● **What is needed**
Work out how many lines of the records contain "统一社会信用代码". Answer with the number and nothing else.

● **Supplied material**
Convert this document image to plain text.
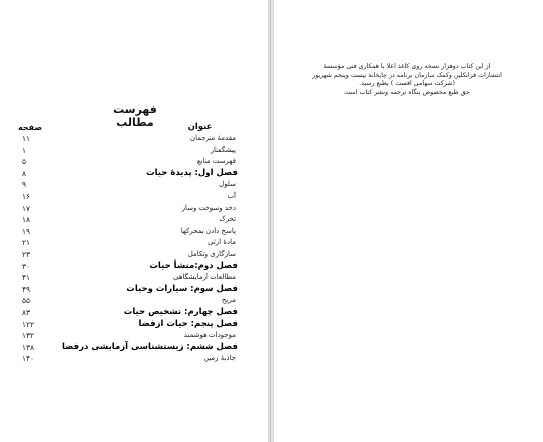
فهرست مطالب	عنوان
صفحه
مقدمهٔ مترجمان
۱۱
پیشگفتار
۱
فهرست منابع
۵
فصل اول: پدیدهٔ حیات
۸
سلول
۹
آب
۱۶
دخد وسوخت وساز
۱۷
تحرک
۱۸
پاسخ دادن بمحرکها
۱۹
مادهٔ ارثی
۲۱
سازگاری وتکامل
۲۳
فصل دوم:منشأ حیات
۳۰
مطالعات آزمایشگاهی
۴۱
فصل سوم: سیارات وحیات
۴۹
مریخ
۵۵
فصل چهارم: تشخیص حیات
۸۳
فصل پنجم: حیات ازفضا
۱۲۲
موجودات هوشمند
۱۳۲
فصل ششم: زیستشناسی آزمایشی درفضا
۱۳۸
جاذبهٔ زمین
۱۴۰
از این کتاب دوهزار نسخه روی کاغذ اعلا با همکاری فنی مؤسسهٔ
انتشارات فرانکلین وکمک سازمان برنامه در چاپخانهٔ بیست وپنجم شهریور
(شرکت سهامی افست ) بطبع رسید.
حق طبع مخصوص بنگاه ترجمه ونشر کتاب است
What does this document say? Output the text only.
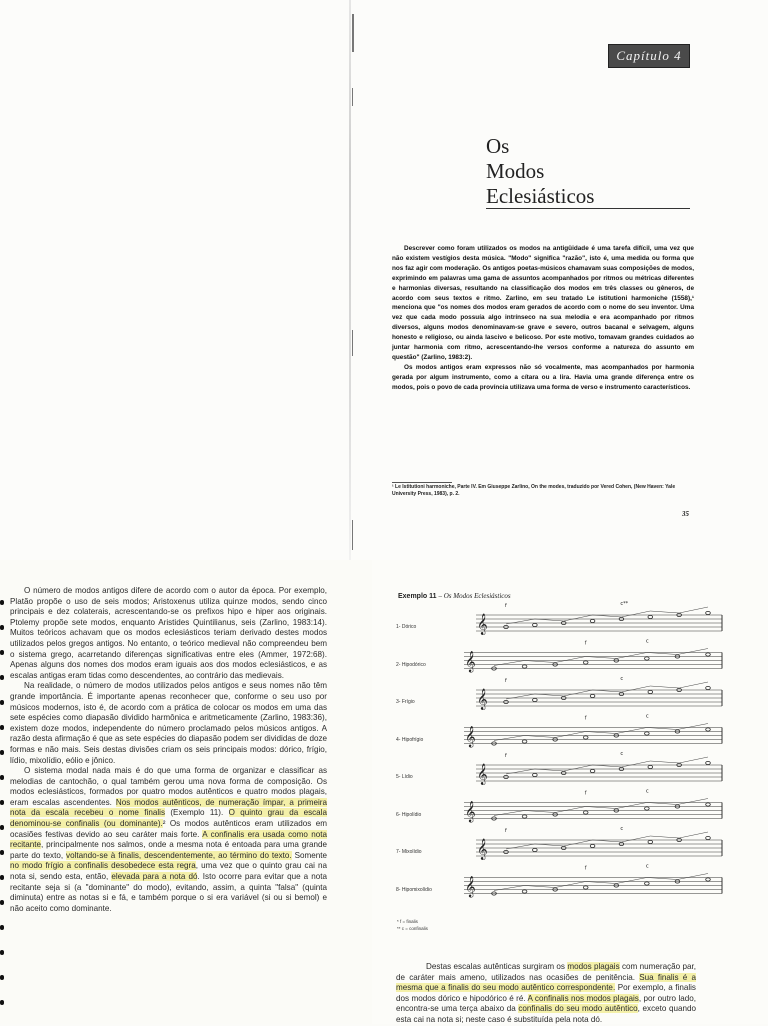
Capítulo 4
Os
Modos
Eclesiásticos

Descrever como foram utilizados os modos na antigüidade é uma tarefa difícil, uma vez que não existem vestígios desta música. "Modo" significa "razão", isto é, uma medida ou forma que nos faz agir com moderação. Os antigos poetas-músicos chamavam suas composições de modos, exprimindo em palavras uma gama de assuntos acompanhados por ritmos ou métricas diferentes e harmonias diversas, resultando na classificação dos modos em três classes ou gêneros, de acordo com seus textos e ritmo. Zarlino, em seu tratado Le istitutioni harmoniche (1558),¹ menciona que "os nomes dos modos eram gerados de acordo com o nome do seu inventor. Uma vez que cada modo possuía algo intrínseco na sua melodia e era acompanhado por ritmos diversos, alguns modos denominavam-se grave e severo, outros bacanal e selvagem, alguns honesto e religioso, ou ainda lascivo e belicoso. Por este motivo, tomavam grandes cuidados ao juntar harmonia com ritmo, acrescentando-lhe versos conforme a natureza do assunto em questão" (Zarlino, 1983:2).

Os modos antigos eram expressos não só vocalmente, mas acompanhados por harmonia gerada por algum instrumento, como a cítara ou a lira. Havia uma grande diferença entre os modos, pois o povo de cada província utilizava uma forma de verso e instrumento característicos.

¹ Le Istitutioni harmoniche, Parte IV. Em Giuseppe Zarlino, On the modes, traduzido por Vered Cohen, (New Haven: Yale University Press, 1983), p. 2.
35

O número de modos antigos difere de acordo com o autor da época. Por exemplo, Platão propõe o uso de seis modos; Aristoxenus utiliza quinze modos, sendo cinco principais e dez colaterais, acrescentando-se os prefixos hipo e hiper aos originais. Ptolemy propõe sete modos, enquanto Aristides Quintilianus, seis (Zarlino, 1983:14). Muitos teóricos achavam que os modos eclesiásticos teriam derivado destes modos utilizados pelos gregos antigos. No entanto, o teórico medieval não compreendeu bem o sistema grego, acarretando diferenças significativas entre eles (Ammer, 1972:68). Apenas alguns dos nomes dos modos eram iguais aos dos modos eclesiásticos, e as escalas antigas eram tidas como descendentes, ao contrário das medievais.

Na realidade, o número de modos utilizados pelos antigos e seus nomes não têm grande importância. É importante apenas reconhecer que, conforme o seu uso por músicos modernos, isto é, de acordo com a prática de colocar os modos em uma das sete espécies como diapasão dividido harmônica e aritmeticamente (Zarlino, 1983:36), existem doze modos, independente do número proclamado pelos músicos antigos. A razão desta afirmação é que as sete espécies do diapasão podem ser divididas de doze formas e não mais. Seis destas divisões criam os seis principais modos: dórico, frígio, lídio, mixolídio, eólio e jônico.

O sistema modal nada mais é do que uma forma de organizar e classificar as melodias de cantochão, o qual também gerou uma nova forma de composição. Os modos eclesiásticos, formados por quatro modos autênticos e quatro modos plagais, eram escalas ascendentes. Nos modos autênticos, de numeração ímpar, a primeira nota da escala recebeu o nome finalis (Exemplo 11). O quinto grau da escala denominou-se confinalis (ou dominante).² Os modos autênticos eram utilizados em ocasiões festivas devido ao seu caráter mais forte. A confinalis era usada como nota recitante, principalmente nos salmos, onde a mesma nota é entoada para uma grande parte do texto, voltando-se à finalis, descendentemente, ao término do texto. Somente no modo frígio a confinalis desobedece esta regra, uma vez que o quinto grau cai na nota si, sendo esta, então, elevada para a nota dó. Isto ocorre para evitar que a nota recitante seja si (a "dominante" do modo), evitando, assim, a quinta "falsa" (quinta diminuta) entre as notas si e fá, e também porque o si era variável (si ou si bemol) e não aceito como dominante.

Exemplo 11 – Os Modos Eclesiásticos
1- Dórico
2- Hipodórico
3- Frígio
4- Hipofrígio
5- Lídio
6- Hipolídio
7- Mixolídio
8- Hipomixolídio
𝄞
f	c**
𝄞
f	c
𝄞
f	c
𝄞
f	c
𝄞
f	c
𝄞
f	c
𝄞
f	c
𝄞
f	c
* f = finalis
** c = confinalis

Destas escalas autênticas surgiram os modos plagais com numeração par, de caráter mais ameno, utilizados nas ocasiões de penitência. Sua finalis é a mesma que a finalis do seu modo autêntico correspondente. Por exemplo, a finalis dos modos dórico e hipodórico é ré. A confinalis nos modos plagais, por outro lado, encontra-se uma terça abaixo da confinalis do seu modo autêntico, exceto quando esta cai na nota si; neste caso é substituída pela nota dó.
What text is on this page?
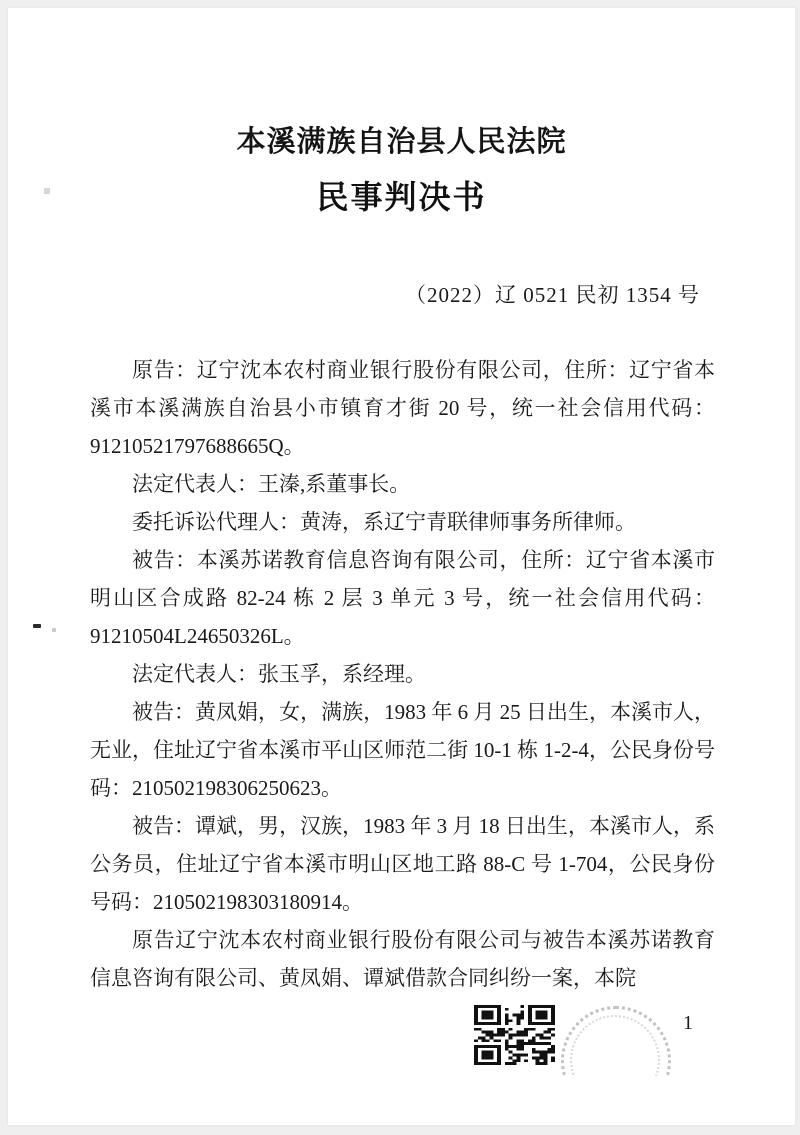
本溪满族自治县人民法院
民事判决书
（2022）辽 0521 民初 1354 号

原告：辽宁沈本农村商业银行股份有限公司，住所：辽宁省本溪市本溪满族自治县小市镇育才街 20 号，统一社会信用代码：91210521797688665Q。

法定代表人：王溱,系董事长。

委托诉讼代理人：黄涛，系辽宁青联律师事务所律师。

被告：本溪苏诺教育信息咨询有限公司，住所：辽宁省本溪市明山区合成路 82-24 栋 2 层 3 单元 3 号，统一社会信用代码：91210504L24650326L。

法定代表人：张玉孚，系经理。

被告：黄凤娟，女，满族，1983 年 6 月 25 日出生，本溪市人，无业，住址辽宁省本溪市平山区师范二街 10-1 栋 1-2-4，公民身份号码：210502198306250623。

被告：谭斌，男，汉族，1983 年 3 月 18 日出生，本溪市人，系公务员，住址辽宁省本溪市明山区地工路 88-C 号 1-704，公民身份号码：210502198303180914。

原告辽宁沈本农村商业银行股份有限公司与被告本溪苏诺教育信息咨询有限公司、黄凤娟、谭斌借款合同纠纷一案，本院

1
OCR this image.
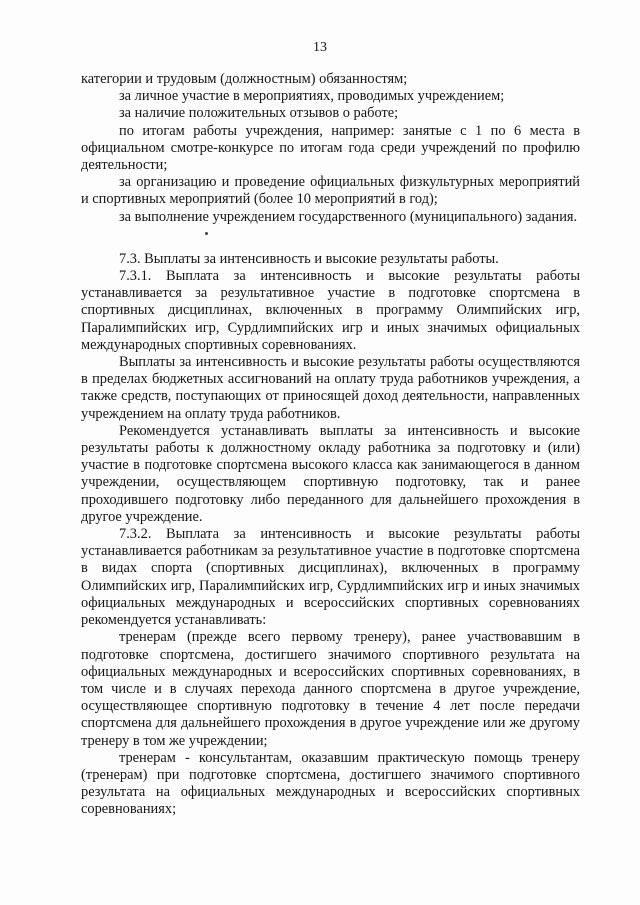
13

категории и трудовым (должностным) обязанностям;

за личное участие в мероприятиях, проводимых учреждением;

за наличие положительных отзывов о работе;

по итогам работы учреждения, например: занятые с 1 по 6 места в официальном смотре-конкурсе по итогам года среди учреждений по профилю деятельности;

за организацию и проведение официальных физкультурных мероприятий и спортивных мероприятий (более 10 мероприятий в год);

за выполнение учреждением государственного (муниципального) задания.

7.3. Выплаты за интенсивность и высокие результаты работы.

7.3.1. Выплата за интенсивность и высокие результаты работы устанавливается за результативное участие в подготовке спортсмена в спортивных дисциплинах, включенных в программу Олимпийских игр, Паралимпийских игр, Сурдлимпийских игр и иных значимых официальных международных спортивных соревнованиях.

Выплаты за интенсивность и высокие результаты работы осуществляются в пределах бюджетных ассигнований на оплату труда работников учреждения, а также средств, поступающих от приносящей доход деятельности, направленных учреждением на оплату труда работников.

Рекомендуется устанавливать выплаты за интенсивность и высокие результаты работы к должностному окладу работника за подготовку и (или) участие в подготовке спортсмена высокого класса как занимающегося в данном учреждении, осуществляющем спортивную подготовку, так и ранее проходившего подготовку либо переданного для дальнейшего прохождения в другое учреждение.

7.3.2. Выплата за интенсивность и высокие результаты работы устанавливается работникам за результативное участие в подготовке спортсмена в видах спорта (спортивных дисциплинах), включенных в программу Олимпийских игр, Паралимпийских игр, Сурдлимпийских игр и иных значимых официальных международных и всероссийских спортивных соревнованиях рекомендуется устанавливать:

тренерам (прежде всего первому тренеру), ранее участвовавшим в подготовке спортсмена, достигшего значимого спортивного результата на официальных международных и всероссийских спортивных соревнованиях, в том числе и в случаях перехода данного спортсмена в другое учреждение, осуществляющее спортивную подготовку в течение 4 лет после передачи спортсмена для дальнейшего прохождения в другое учреждение или же другому тренеру в том же учреждении;

тренерам - консультантам, оказавшим практическую помощь тренеру (тренерам) при подготовке спортсмена, достигшего значимого спортивного результата на официальных международных и всероссийских спортивных соревнованиях;
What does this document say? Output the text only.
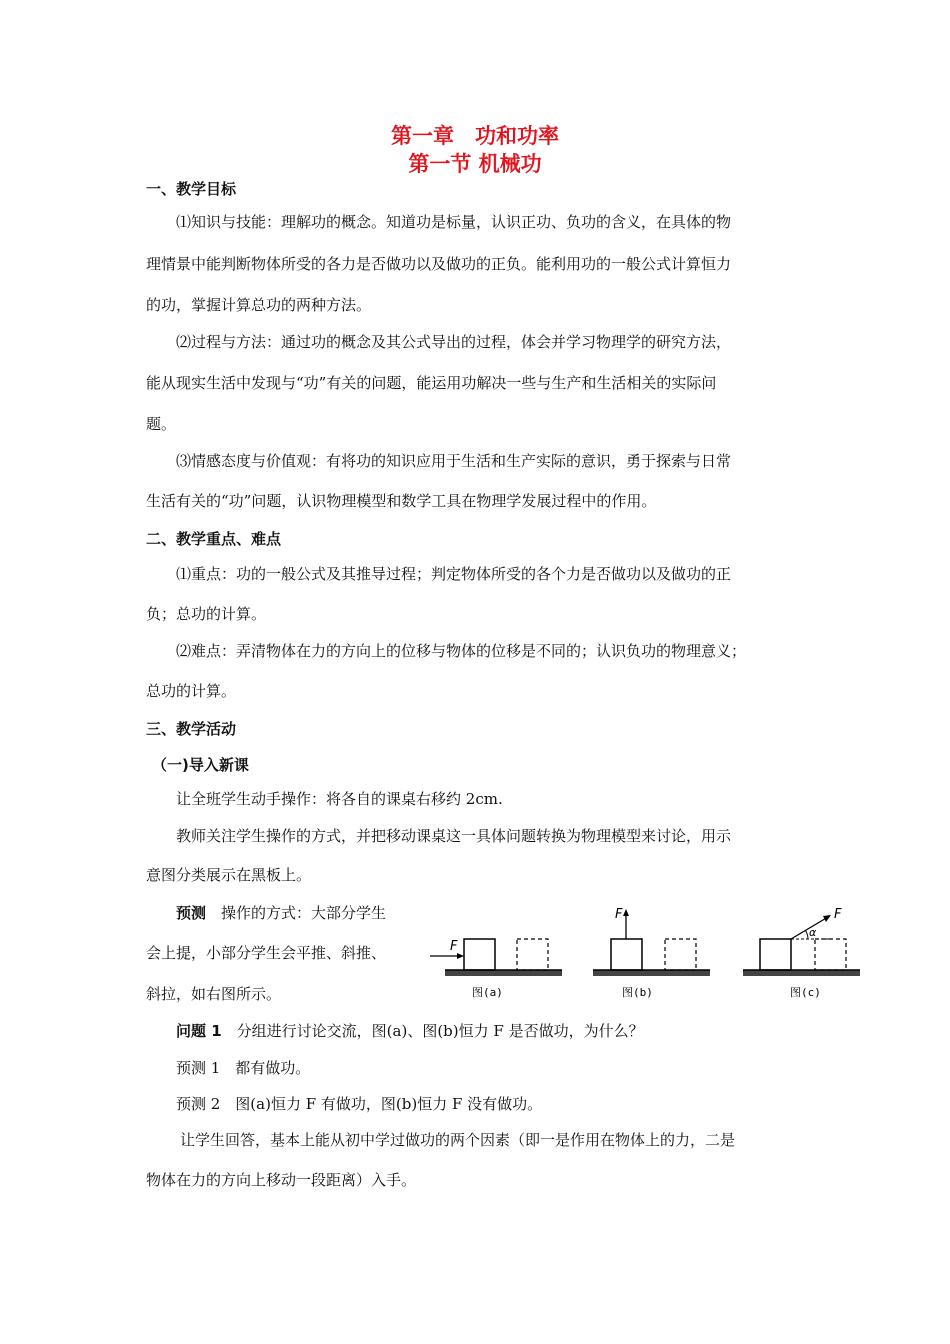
第一章　功和功率
第一节 机械功
一、教学目标
⑴知识与技能：理解功的概念。知道功是标量，认识正功、负功的含义，在具体的物
理情景中能判断物体所受的各力是否做功以及做功的正负。能利用功的一般公式计算恒力
的功，掌握计算总功的两种方法。
⑵过程与方法：通过功的概念及其公式导出的过程，体会并学习物理学的研究方法，
能从现实生活中发现与“功”有关的问题，能运用功解决一些与生产和生活相关的实际问
题。
⑶情感态度与价值观：有将功的知识应用于生活和生产实际的意识，勇于探索与日常
生活有关的“功”问题，认识物理模型和数学工具在物理学发展过程中的作用。
二、教学重点、难点
⑴重点：功的一般公式及其推导过程；判定物体所受的各个力是否做功以及做功的正
负；总功的计算。
⑵难点：弄清物体在力的方向上的位移与物体的位移是不同的；认识负功的物理意义；
总功的计算。
三、教学活动
（一)导入新课
让全班学生动手操作：将各自的课桌右移约 2cm.
教师关注学生操作的方式，并把移动课桌这一具体问题转换为物理模型来讨论，用示
意图分类展示在黑板上。
预测　操作的方式：大部分学生
会上提，小部分学生会平推、斜推、
斜拉，如右图所示。
F
图(a)
F
图(b)
α
F
图(c)
问题 1　分组进行讨论交流，图(a)、图(b)恒力 F 是否做功，为什么？
预测 1　都有做功。
预测 2　图(a)恒力 F 有做功，图(b)恒力 F 没有做功。
让学生回答，基本上能从初中学过做功的两个因素（即一是作用在物体上的力，二是
物体在力的方向上移动一段距离）入手。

● **Response to the task**
2